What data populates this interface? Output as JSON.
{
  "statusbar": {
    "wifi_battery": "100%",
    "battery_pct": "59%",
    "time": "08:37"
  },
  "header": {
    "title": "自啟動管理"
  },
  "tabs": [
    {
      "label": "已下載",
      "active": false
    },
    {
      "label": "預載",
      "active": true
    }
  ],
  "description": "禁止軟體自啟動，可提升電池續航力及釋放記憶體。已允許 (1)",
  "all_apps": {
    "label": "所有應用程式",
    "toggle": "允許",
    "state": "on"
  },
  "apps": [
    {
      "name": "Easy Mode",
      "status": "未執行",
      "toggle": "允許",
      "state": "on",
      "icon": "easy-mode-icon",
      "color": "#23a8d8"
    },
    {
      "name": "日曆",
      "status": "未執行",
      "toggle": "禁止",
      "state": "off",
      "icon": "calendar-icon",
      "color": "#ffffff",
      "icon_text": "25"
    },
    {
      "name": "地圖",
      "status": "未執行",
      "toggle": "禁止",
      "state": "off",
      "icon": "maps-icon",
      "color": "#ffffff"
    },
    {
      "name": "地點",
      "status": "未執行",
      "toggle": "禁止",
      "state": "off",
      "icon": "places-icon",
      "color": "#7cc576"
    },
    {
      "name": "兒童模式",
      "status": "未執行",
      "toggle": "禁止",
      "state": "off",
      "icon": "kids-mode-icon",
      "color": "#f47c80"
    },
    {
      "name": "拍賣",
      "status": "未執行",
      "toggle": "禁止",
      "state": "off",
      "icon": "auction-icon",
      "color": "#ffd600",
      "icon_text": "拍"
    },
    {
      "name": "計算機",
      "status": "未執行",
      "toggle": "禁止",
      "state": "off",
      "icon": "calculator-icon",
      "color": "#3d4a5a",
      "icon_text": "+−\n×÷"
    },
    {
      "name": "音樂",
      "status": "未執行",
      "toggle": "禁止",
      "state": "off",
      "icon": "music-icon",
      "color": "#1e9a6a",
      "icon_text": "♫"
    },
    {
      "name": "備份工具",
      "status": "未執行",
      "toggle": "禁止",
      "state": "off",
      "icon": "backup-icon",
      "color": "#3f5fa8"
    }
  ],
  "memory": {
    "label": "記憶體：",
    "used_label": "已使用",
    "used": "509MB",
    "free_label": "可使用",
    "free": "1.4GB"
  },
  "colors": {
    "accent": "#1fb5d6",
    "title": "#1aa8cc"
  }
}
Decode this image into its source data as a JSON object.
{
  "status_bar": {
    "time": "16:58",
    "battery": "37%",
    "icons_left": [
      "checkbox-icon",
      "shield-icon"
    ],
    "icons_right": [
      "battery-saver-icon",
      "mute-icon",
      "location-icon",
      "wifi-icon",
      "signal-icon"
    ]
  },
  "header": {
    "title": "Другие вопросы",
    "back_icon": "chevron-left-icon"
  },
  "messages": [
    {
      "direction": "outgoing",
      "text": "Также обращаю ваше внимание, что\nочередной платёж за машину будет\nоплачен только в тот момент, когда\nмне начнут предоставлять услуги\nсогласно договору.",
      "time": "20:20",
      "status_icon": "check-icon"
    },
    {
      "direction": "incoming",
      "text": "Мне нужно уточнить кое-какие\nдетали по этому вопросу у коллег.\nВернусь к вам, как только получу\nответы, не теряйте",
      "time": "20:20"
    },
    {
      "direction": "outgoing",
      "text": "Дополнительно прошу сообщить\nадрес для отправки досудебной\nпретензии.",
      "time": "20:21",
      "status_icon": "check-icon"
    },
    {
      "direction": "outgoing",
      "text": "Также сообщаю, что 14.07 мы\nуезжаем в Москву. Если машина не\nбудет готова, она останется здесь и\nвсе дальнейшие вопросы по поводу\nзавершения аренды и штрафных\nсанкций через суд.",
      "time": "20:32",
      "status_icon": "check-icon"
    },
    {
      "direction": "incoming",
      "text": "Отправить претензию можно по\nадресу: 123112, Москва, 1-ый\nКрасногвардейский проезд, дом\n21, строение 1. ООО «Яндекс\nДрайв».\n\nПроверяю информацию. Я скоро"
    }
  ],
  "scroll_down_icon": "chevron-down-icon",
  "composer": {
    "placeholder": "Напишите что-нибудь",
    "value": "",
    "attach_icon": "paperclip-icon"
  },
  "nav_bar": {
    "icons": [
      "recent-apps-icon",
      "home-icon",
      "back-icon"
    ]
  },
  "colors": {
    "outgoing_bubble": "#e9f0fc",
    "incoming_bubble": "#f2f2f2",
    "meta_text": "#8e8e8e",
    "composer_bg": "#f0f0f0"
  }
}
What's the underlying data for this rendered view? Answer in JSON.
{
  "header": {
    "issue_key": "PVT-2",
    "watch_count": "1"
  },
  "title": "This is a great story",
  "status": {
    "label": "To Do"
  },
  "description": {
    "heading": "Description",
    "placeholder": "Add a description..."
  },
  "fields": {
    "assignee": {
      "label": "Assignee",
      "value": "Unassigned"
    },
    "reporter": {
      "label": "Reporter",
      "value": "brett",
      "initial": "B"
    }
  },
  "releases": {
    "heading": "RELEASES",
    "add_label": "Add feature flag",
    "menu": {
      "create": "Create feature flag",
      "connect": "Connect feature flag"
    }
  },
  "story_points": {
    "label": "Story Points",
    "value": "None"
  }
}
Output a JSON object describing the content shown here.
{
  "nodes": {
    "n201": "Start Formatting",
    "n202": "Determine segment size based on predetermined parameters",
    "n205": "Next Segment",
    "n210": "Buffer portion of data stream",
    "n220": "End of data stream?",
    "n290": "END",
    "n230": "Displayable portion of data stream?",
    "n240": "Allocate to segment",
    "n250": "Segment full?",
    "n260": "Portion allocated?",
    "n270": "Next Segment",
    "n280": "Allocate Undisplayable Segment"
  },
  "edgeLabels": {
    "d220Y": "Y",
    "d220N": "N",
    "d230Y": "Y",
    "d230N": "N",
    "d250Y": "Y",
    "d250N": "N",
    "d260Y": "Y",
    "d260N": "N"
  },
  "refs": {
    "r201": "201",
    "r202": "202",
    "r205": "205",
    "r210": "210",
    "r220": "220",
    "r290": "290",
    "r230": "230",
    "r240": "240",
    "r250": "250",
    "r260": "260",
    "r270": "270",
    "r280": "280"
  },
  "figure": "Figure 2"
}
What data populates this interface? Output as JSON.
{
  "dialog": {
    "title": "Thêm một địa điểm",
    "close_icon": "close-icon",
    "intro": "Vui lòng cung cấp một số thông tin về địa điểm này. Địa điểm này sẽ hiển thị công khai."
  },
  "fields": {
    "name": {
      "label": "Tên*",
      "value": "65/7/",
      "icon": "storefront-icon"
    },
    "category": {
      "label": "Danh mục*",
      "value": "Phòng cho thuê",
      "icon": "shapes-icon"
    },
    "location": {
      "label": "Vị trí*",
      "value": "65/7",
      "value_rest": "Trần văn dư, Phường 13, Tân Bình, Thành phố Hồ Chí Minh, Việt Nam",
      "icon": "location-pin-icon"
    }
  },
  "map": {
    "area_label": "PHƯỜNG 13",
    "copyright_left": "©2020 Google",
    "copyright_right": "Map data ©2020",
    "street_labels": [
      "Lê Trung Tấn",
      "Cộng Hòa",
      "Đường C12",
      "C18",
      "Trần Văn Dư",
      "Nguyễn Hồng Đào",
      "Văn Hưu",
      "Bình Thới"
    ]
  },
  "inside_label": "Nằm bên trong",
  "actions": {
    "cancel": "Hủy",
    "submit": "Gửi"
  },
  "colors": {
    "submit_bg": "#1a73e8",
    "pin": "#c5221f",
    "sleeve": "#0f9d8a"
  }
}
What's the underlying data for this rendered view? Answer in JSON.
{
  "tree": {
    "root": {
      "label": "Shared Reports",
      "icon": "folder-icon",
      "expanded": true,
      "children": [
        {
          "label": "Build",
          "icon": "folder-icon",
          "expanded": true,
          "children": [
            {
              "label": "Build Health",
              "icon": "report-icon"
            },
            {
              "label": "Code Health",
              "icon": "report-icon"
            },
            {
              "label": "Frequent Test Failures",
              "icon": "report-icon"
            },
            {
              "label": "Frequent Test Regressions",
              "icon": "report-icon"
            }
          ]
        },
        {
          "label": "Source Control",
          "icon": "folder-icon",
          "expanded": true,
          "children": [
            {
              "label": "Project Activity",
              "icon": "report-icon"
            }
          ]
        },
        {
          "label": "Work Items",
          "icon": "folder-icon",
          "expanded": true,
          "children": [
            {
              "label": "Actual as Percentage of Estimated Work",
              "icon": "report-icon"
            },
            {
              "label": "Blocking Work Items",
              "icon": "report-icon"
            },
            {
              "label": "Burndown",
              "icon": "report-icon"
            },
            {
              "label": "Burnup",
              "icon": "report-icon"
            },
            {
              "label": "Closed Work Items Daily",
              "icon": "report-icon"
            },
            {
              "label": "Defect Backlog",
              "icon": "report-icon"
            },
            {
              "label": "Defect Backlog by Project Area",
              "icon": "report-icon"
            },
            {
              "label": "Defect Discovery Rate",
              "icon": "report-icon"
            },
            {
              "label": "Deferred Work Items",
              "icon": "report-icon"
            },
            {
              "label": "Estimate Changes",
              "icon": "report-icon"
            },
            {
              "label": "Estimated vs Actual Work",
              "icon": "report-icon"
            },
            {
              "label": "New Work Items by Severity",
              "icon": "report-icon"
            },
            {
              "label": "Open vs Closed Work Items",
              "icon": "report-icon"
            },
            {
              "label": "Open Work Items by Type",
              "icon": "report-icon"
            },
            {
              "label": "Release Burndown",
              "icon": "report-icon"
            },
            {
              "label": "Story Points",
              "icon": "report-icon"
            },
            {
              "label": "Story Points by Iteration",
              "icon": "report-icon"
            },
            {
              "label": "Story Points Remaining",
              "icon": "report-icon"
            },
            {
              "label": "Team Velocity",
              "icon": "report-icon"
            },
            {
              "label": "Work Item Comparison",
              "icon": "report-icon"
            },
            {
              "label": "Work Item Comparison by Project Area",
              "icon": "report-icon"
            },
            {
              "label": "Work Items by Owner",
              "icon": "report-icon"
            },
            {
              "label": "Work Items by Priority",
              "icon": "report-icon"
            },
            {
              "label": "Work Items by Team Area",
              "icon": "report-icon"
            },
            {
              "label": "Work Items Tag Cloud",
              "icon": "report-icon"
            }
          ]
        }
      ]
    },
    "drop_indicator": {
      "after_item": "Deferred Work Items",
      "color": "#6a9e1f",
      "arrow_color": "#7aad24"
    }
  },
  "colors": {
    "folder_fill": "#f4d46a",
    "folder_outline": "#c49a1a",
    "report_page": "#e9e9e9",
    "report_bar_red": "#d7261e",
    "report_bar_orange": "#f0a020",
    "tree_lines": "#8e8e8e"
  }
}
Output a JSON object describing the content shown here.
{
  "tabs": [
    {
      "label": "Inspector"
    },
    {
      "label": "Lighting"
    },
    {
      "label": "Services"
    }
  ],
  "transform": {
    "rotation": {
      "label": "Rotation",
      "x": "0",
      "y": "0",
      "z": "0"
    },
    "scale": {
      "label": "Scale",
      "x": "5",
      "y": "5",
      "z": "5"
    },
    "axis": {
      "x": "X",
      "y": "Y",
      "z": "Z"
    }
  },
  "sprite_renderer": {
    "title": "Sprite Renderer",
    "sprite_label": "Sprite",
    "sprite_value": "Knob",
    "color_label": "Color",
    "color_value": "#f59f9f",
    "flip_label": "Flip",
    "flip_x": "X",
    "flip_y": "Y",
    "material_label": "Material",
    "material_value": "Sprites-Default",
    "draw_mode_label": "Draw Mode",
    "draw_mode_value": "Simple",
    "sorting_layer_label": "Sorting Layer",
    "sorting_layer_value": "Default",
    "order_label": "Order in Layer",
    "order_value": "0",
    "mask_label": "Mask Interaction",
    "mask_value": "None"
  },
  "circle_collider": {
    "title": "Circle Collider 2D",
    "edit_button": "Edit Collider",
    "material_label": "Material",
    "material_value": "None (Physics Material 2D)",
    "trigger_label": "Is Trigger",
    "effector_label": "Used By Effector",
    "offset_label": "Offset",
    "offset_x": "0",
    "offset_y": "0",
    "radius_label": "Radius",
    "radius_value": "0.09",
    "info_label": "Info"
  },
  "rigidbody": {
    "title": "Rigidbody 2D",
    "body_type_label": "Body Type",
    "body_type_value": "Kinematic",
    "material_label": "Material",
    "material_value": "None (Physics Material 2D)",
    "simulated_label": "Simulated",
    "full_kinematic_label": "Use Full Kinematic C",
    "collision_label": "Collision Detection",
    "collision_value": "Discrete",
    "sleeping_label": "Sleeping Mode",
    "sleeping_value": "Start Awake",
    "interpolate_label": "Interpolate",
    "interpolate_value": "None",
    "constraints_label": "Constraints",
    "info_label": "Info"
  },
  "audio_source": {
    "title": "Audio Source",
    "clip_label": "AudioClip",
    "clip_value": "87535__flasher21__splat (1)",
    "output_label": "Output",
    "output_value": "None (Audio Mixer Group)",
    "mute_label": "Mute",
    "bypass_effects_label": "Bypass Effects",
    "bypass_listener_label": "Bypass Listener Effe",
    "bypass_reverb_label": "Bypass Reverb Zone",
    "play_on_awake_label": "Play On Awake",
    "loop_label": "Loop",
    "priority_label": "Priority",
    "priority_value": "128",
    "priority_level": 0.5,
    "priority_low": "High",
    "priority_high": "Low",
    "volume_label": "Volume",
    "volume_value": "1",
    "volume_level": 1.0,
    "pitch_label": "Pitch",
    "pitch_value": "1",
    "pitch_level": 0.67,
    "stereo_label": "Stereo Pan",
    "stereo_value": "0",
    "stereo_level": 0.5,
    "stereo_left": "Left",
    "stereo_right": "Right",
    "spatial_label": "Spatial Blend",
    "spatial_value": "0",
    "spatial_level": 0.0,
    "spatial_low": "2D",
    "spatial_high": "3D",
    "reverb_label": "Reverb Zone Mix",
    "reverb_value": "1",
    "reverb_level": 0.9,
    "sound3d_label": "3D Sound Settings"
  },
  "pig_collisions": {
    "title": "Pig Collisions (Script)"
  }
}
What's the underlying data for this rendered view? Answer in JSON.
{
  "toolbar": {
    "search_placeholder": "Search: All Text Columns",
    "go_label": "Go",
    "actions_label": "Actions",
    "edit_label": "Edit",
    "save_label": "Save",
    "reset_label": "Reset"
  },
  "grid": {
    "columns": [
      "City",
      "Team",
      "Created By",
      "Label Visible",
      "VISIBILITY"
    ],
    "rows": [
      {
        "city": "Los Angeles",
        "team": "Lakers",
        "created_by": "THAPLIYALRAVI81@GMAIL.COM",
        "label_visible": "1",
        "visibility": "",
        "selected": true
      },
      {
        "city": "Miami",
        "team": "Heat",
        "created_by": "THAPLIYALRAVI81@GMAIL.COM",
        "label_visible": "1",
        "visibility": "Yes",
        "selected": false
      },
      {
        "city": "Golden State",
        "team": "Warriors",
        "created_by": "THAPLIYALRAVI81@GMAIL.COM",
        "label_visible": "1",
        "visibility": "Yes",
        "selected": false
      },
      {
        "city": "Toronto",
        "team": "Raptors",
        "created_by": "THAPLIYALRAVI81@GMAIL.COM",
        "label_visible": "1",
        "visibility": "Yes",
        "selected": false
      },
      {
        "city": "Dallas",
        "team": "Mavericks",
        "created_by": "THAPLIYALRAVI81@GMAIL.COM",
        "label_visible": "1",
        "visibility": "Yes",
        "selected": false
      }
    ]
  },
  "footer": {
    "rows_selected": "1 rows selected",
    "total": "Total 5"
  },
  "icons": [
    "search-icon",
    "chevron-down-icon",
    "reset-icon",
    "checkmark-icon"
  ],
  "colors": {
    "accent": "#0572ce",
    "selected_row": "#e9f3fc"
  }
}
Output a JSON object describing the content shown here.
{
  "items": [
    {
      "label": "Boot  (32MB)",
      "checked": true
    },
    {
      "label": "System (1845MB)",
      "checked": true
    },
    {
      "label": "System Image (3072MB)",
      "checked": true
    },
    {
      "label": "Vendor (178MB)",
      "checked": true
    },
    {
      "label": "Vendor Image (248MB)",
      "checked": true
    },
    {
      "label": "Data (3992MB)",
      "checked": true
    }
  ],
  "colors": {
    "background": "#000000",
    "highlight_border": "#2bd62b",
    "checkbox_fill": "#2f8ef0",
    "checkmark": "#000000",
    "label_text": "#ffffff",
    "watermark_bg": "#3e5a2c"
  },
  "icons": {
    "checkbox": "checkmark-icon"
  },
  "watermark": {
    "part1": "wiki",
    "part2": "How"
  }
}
━━━━━━━━
Copy out each line of the records where the string "flag" appears.

    "add_label": "Add feature flag",
      "create": "Create feature flag",
      "connect": "Connect feature flag"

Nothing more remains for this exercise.